▶ **GOAL**: Wherever the string "四下基层" appears in the listing, copy that line.

Recorded data
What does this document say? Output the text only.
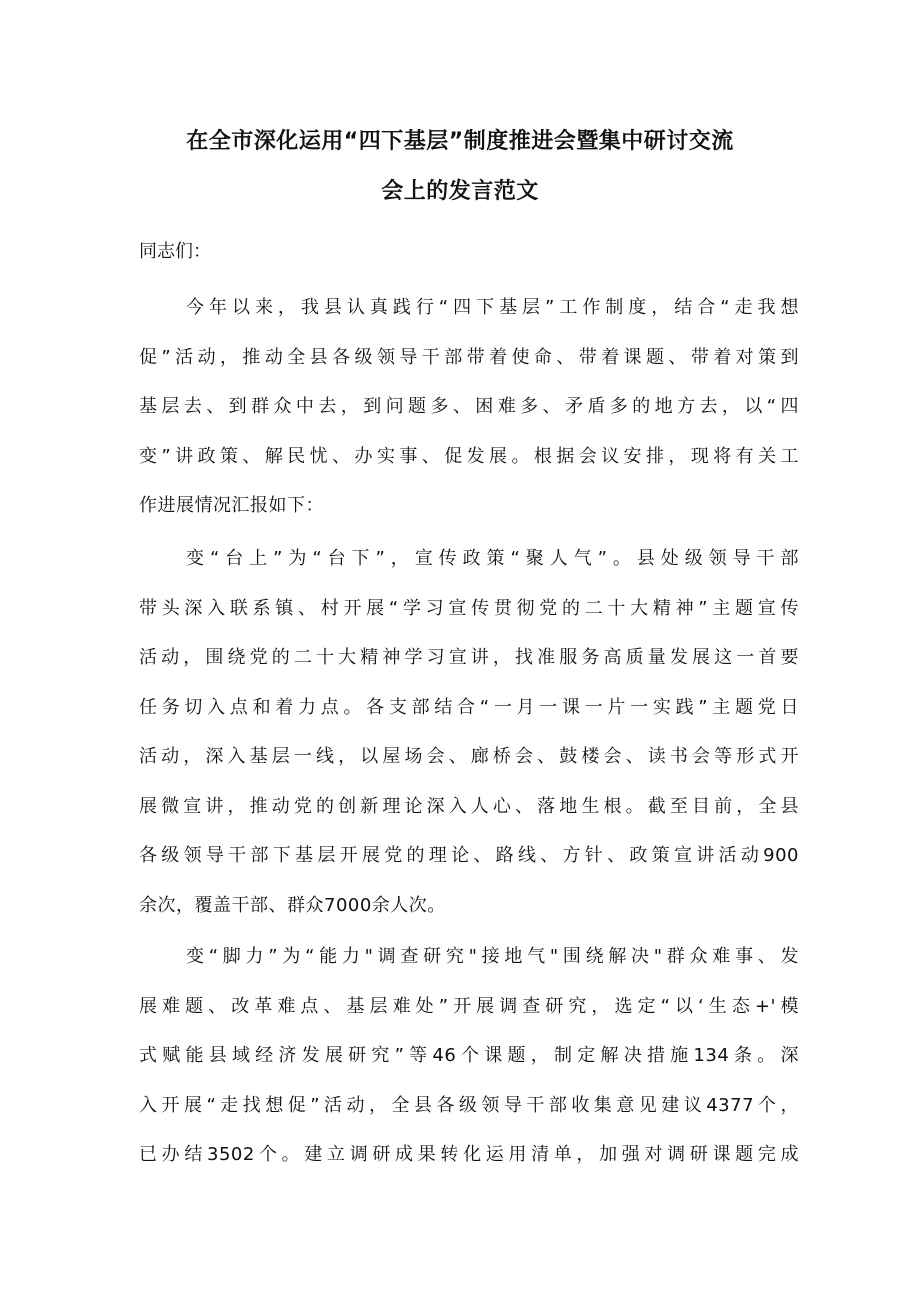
在全市深化运用“四下基层”制度推进会暨集中研讨交流
会上的发言范文

同志们：

今年以来，我县认真践行“四下基层”工作制度，结合“走我想
促”活动，推动全县各级领导干部带着使命、带着课题、带着对策到
基层去、到群众中去，到问题多、困难多、矛盾多的地方去，以“四
变”讲政策、解民忧、办实事、促发展。根据会议安排，现将有关工
作进展情况汇报如下：
变“台上”为“台下”，宣传政策“聚人气”。县处级领导干部
带头深入联系镇、村开展“学习宣传贯彻党的二十大精神”主题宣传
活动，围绕党的二十大精神学习宣讲，找准服务高质量发展这一首要
任务切入点和着力点。各支部结合“一月一课一片一实践”主题党日
活动，深入基层一线，以屋场会、廊桥会、鼓楼会、读书会等形式开
展微宣讲，推动党的创新理论深入人心、落地生根。截至目前，全县
各级领导干部下基层开展党的理论、路线、方针、政策宣讲活动900
余次，覆盖干部、群众7000余人次。
变“脚力”为“能力"调查研究"接地气"围绕解决"群众难事、发
展难题、改革难点、基层难处”开展调查研究，选定“以‘生态+'模
式赋能县域经济发展研究”等46个课题，制定解决措施134条。深
入开展“走找想促”活动，全县各级领导干部收集意见建议4377个，
已办结3502个。建立调研成果转化运用清单，加强对调研课题完成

▶ **CORRECT OUTPUT**:
在全市深化运用“四下基层”制度推进会暨集中研讨交流
今年以来，我县认真践行“四下基层”工作制度，结合“走我想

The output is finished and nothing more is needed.